Written exercise:
Quote, without change, all of the lines that follow.

◆ ◆ ◆ ◆ ◆ ◆ ◆

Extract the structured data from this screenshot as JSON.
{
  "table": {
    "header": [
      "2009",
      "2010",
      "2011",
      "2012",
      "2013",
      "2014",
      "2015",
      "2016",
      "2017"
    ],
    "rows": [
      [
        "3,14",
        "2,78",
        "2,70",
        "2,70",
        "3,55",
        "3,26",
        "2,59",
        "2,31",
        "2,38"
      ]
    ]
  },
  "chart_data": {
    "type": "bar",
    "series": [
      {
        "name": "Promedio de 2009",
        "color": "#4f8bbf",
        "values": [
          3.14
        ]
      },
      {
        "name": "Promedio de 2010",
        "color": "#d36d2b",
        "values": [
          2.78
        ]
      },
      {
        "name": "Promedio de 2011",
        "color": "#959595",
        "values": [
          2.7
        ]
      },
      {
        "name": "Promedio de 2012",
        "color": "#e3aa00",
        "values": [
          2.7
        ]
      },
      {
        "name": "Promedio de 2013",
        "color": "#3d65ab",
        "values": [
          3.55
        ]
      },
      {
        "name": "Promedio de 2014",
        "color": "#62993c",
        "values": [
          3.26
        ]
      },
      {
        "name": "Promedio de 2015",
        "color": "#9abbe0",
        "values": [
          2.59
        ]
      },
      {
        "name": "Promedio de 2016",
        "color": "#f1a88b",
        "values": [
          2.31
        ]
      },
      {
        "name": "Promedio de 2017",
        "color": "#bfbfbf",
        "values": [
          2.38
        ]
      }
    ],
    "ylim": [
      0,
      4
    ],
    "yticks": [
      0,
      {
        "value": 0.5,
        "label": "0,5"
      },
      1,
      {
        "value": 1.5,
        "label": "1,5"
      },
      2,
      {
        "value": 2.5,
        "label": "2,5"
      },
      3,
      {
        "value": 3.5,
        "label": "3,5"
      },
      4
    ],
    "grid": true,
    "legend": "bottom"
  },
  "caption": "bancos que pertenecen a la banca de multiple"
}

◆ ◆ ◆ ◆ ◆ ◆ ◆

Reply:
Extract the structured data from this screenshot as JSON.
{
  "table": {
    "header": [
      "2009",
      "2010",
      "2011",
      "2012",
      "2013",
      "2014",
      "2015",
      "2016",
      "2017"
    ],
    "rows": [
      [
        "3,14",
        "2,78",
        "2,70",
        "2,70",
        "3,55",
        "3,26",
        "2,59",
        "2,31",
        "2,38"
      ]
    ]
  },
  "chart_data": {
    "type": "bar",
    "series": [
      {
        "name": "Promedio de 2009",
        "color": "#4f8bbf",
        "values": [
          3.14
        ]
      },
      {
        "name": "Promedio de 2010",
        "color": "#d36d2b",
        "values": [
          2.78
        ]
      },
      {
        "name": "Promedio de 2011",
        "color": "#959595",
        "values": [
          2.7
        ]
      },
      {
        "name": "Promedio de 2012",
        "color": "#e3aa00",
        "values": [
          2.7
        ]
      },
      {
        "name": "Promedio de 2013",
        "color": "#3d65ab",
        "values": [
          3.55
        ]
      },
      {
        "name": "Promedio de 2014",
        "color": "#62993c",
        "values": [
          3.26
        ]
      },
      {
        "name": "Promedio de 2015",
        "color": "#9abbe0",
        "values": [
          2.59
        ]
      },
      {
        "name": "Promedio de 2016",
        "color": "#f1a88b",
        "values": [
          2.31
        ]
      },
      {
        "name": "Promedio de 2017",
        "color": "#bfbfbf",
        "values": [
          2.38
        ]
      }
    ],
    "ylim": [
      0,
      4
    ],
    "yticks": [
      0,
      {
        "value": 0.5,
        "label": "0,5"
      },
      1,
      {
        "value": 1.5,
        "label": "1,5"
      },
      2,
      {
        "value": 2.5,
        "label": "2,5"
      },
      3,
      {
        "value": 3.5,
        "label": "3,5"
      },
      4
    ],
    "grid": true,
    "legend": "bottom"
  },
  "caption": "bancos que pertenecen a la banca de multiple"
}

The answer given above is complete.